_What to do:_
Quote the whole listing word for word, please.

--- begin Available records ---

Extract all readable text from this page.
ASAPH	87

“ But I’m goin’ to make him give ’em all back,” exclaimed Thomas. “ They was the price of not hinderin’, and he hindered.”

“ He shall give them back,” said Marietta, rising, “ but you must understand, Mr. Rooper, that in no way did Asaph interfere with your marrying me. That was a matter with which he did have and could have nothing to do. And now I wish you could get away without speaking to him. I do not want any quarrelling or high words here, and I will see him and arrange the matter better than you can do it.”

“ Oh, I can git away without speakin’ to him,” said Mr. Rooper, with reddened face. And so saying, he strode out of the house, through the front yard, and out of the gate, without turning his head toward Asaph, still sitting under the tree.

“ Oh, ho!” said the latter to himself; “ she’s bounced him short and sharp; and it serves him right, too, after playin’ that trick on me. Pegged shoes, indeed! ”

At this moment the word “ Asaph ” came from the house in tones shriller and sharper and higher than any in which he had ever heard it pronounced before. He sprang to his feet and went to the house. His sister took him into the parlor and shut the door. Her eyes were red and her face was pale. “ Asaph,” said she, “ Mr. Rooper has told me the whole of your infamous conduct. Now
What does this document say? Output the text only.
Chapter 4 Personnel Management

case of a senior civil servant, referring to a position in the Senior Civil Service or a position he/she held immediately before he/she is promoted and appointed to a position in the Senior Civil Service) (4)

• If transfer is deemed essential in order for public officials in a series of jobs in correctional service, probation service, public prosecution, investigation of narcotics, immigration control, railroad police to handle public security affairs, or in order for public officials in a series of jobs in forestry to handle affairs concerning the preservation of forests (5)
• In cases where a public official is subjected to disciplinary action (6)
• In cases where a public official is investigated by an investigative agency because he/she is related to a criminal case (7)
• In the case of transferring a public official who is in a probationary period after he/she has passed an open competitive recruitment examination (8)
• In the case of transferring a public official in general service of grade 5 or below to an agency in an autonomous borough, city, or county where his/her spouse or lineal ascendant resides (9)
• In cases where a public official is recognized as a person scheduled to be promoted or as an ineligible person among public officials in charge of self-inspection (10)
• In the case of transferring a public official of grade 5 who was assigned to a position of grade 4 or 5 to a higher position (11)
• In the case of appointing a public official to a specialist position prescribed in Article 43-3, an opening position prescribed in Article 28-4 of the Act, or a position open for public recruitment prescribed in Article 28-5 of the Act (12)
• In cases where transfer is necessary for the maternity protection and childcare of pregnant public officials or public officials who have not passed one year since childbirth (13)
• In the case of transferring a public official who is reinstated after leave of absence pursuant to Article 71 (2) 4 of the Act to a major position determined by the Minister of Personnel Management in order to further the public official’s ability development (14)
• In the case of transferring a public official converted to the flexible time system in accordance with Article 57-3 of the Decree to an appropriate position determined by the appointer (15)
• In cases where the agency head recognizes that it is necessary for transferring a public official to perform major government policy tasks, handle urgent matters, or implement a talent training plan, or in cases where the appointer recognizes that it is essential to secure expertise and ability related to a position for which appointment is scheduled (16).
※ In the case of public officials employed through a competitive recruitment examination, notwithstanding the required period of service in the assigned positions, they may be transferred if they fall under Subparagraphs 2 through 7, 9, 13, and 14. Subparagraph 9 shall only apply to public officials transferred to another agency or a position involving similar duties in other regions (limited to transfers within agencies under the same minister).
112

--- end Available records ---

_Exercise response:_
Extract all readable text from this page.
ASAPH	87

“ But I’m goin’ to make him give ’em all back,” exclaimed Thomas. “ They was the price of not hinderin’, and he hindered.”

“ He shall give them back,” said Marietta, rising, “ but you must understand, Mr. Rooper, that in no way did Asaph interfere with your marrying me. That was a matter with which he did have and could have nothing to do. And now I wish you could get away without speaking to him. I do not want any quarrelling or high words here, and I will see him and arrange the matter better than you can do it.”

“ Oh, I can git away without speakin’ to him,” said Mr. Rooper, with reddened face. And so saying, he strode out of the house, through the front yard, and out of the gate, without turning his head toward Asaph, still sitting under the tree.

“ Oh, ho!” said the latter to himself; “ she’s bounced him short and sharp; and it serves him right, too, after playin’ that trick on me. Pegged shoes, indeed! ”

At this moment the word “ Asaph ” came from the house in tones shriller and sharper and higher than any in which he had ever heard it pronounced before. He sprang to his feet and went to the house. His sister took him into the parlor and shut the door. Her eyes were red and her face was pale. “ Asaph,” said she, “ Mr. Rooper has told me the whole of your infamous conduct. Now
What does this document say? Output the text only.
Chapter 4 Personnel Management

case of a senior civil servant, referring to a position in the Senior Civil Service or a position he/she held immediately before he/she is promoted and appointed to a position in the Senior Civil Service) (4)

• If transfer is deemed essential in order for public officials in a series of jobs in correctional service, probation service, public prosecution, investigation of narcotics, immigration control, railroad police to handle public security affairs, or in order for public officials in a series of jobs in forestry to handle affairs concerning the preservation of forests (5)
• In cases where a public official is subjected to disciplinary action (6)
• In cases where a public official is investigated by an investigative agency because he/she is related to a criminal case (7)
• In the case of transferring a public official who is in a probationary period after he/she has passed an open competitive recruitment examination (8)
• In the case of transferring a public official in general service of grade 5 or below to an agency in an autonomous borough, city, or county where his/her spouse or lineal ascendant resides (9)
• In cases where a public official is recognized as a person scheduled to be promoted or as an ineligible person among public officials in charge of self-inspection (10)
• In the case of transferring a public official of grade 5 who was assigned to a position of grade 4 or 5 to a higher position (11)
• In the case of appointing a public official to a specialist position prescribed in Article 43-3, an opening position prescribed in Article 28-4 of the Act, or a position open for public recruitment prescribed in Article 28-5 of the Act (12)
• In cases where transfer is necessary for the maternity protection and childcare of pregnant public officials or public officials who have not passed one year since childbirth (13)
• In the case of transferring a public official who is reinstated after leave of absence pursuant to Article 71 (2) 4 of the Act to a major position determined by the Minister of Personnel Management in order to further the public official’s ability development (14)
• In the case of transferring a public official converted to the flexible time system in accordance with Article 57-3 of the Decree to an appropriate position determined by the appointer (15)
• In cases where the agency head recognizes that it is necessary for transferring a public official to perform major government policy tasks, handle urgent matters, or implement a talent training plan, or in cases where the appointer recognizes that it is essential to secure expertise and ability related to a position for which appointment is scheduled (16).
※ In the case of public officials employed through a competitive recruitment examination, notwithstanding the required period of service in the assigned positions, they may be transferred if they fall under Subparagraphs 2 through 7, 9, 13, and 14. Subparagraph 9 shall only apply to public officials transferred to another agency or a position involving similar duties in other regions (limited to transfers within agencies under the same minister).
112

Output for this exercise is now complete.